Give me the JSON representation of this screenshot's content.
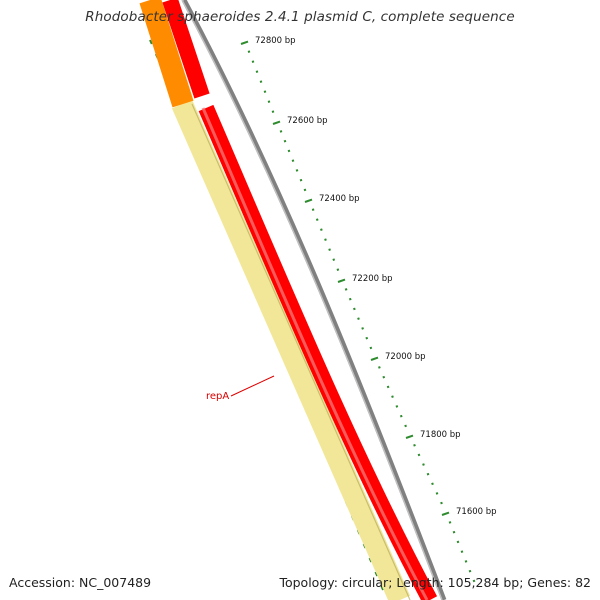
{
  "title": "Rhodobacter sphaeroides 2.4.1 plasmid C, complete sequence",
  "footer": {
    "accession": "Accession: NC_007489",
    "summary": "Topology: circular; Length: 105,284 bp; Genes: 82"
  },
  "scale_labels": [
    "72800 bp",
    "72600 bp",
    "72400 bp",
    "72200 bp",
    "72000 bp",
    "71800 bp",
    "71600 bp"
  ],
  "genes": [
    {
      "name": "repA",
      "color": "#dd0000"
    }
  ],
  "colors": {
    "forward_cds": "#ff0000",
    "backbone": "#808080",
    "reverse_cds": "#f2e799",
    "reverse_upstream": "#ff8c00",
    "gc_ticks": "#2e8b2e",
    "label_line": "#dd0000"
  }
}
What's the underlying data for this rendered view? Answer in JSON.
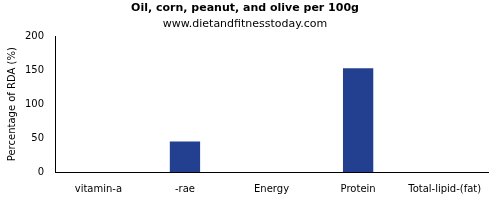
{
  "chart_data": {
    "type": "bar",
    "title": "Oil, corn, peanut, and olive per 100g",
    "subtitle": "www.dietandfitnesstoday.com",
    "y_label": "Percentage of RDA (%)",
    "categories": [
      "vitamin-a",
      "-rae",
      "Energy",
      "Protein",
      "Total-lipid-(fat)"
    ],
    "values": [
      0,
      45,
      0,
      153,
      0
    ],
    "color": "#233f8f",
    "ylim": [
      0,
      200
    ],
    "yticks": [
      0,
      50,
      100,
      150,
      200
    ],
    "grid": false
  }
}
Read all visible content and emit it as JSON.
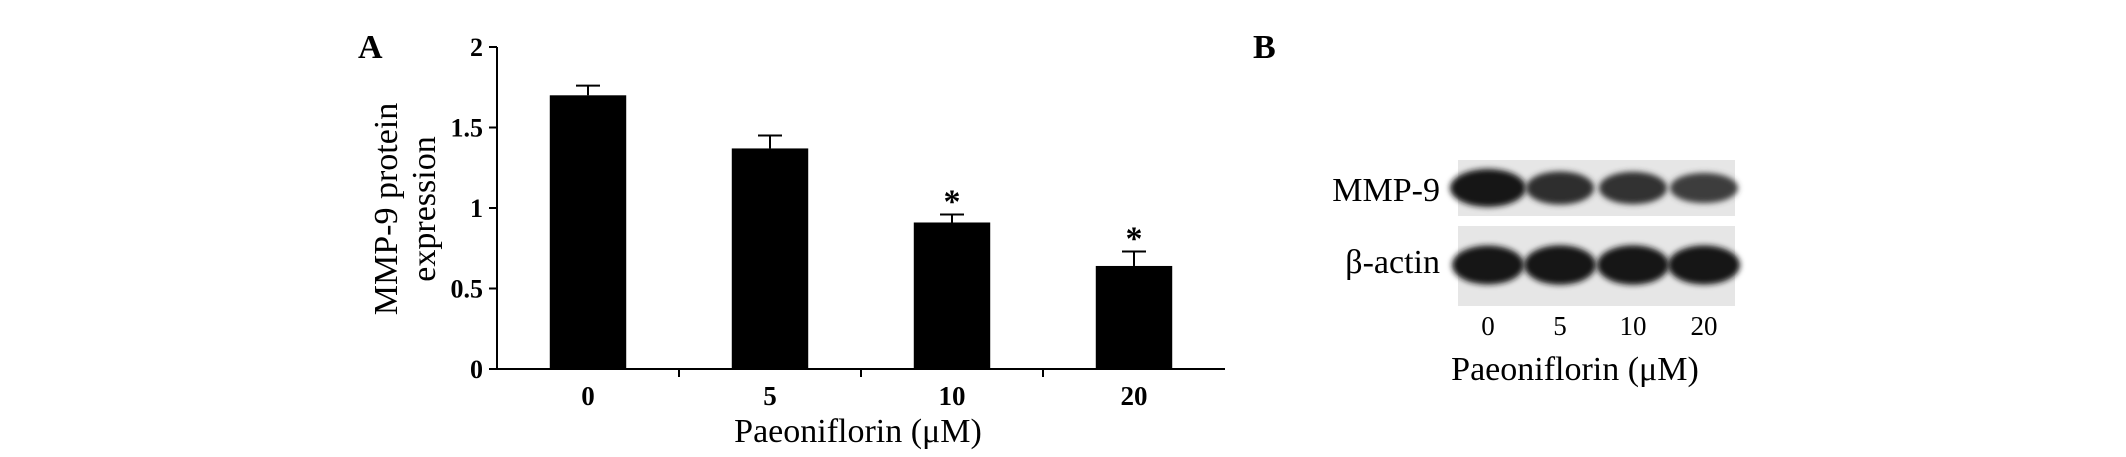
{
  "panel_a_label": "A",
  "panel_b_label": "B",
  "chart_data": {
    "type": "bar",
    "categories": [
      "0",
      "5",
      "10",
      "20"
    ],
    "values": [
      1.7,
      1.37,
      0.91,
      0.64
    ],
    "errors": [
      0.06,
      0.08,
      0.05,
      0.09
    ],
    "significance": [
      "",
      "",
      "*",
      "*"
    ],
    "xlabel": "Paeoniflorin (μM)",
    "ylabel_lines": [
      "MMP-9 protein",
      "expression"
    ],
    "ylim": [
      0,
      2
    ],
    "yticks": [
      "0",
      "0.5",
      "1",
      "1.5",
      "2"
    ],
    "ytick_values": [
      0,
      0.5,
      1,
      1.5,
      2
    ],
    "grid": false,
    "bar_color": "#000000"
  },
  "blot": {
    "rows": [
      {
        "label": "MMP-9",
        "intensities": [
          1.0,
          0.72,
          0.68,
          0.55
        ]
      },
      {
        "label": "β-actin",
        "intensities": [
          0.95,
          0.97,
          0.97,
          0.96
        ]
      }
    ],
    "lanes": [
      "0",
      "5",
      "10",
      "20"
    ],
    "xlabel": "Paeoniflorin (μM)",
    "background": "#e6e6e6"
  }
}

::::::::::

#### [Action item]
The string "JSON" marks the lines to copy; report each of them from the data above.

#### [Written solution]
Give me the JSON representation of this screenshot's content.
What's the underlying data for this rendered view? Answer in JSON.
Read all visible content and emit it as JSON.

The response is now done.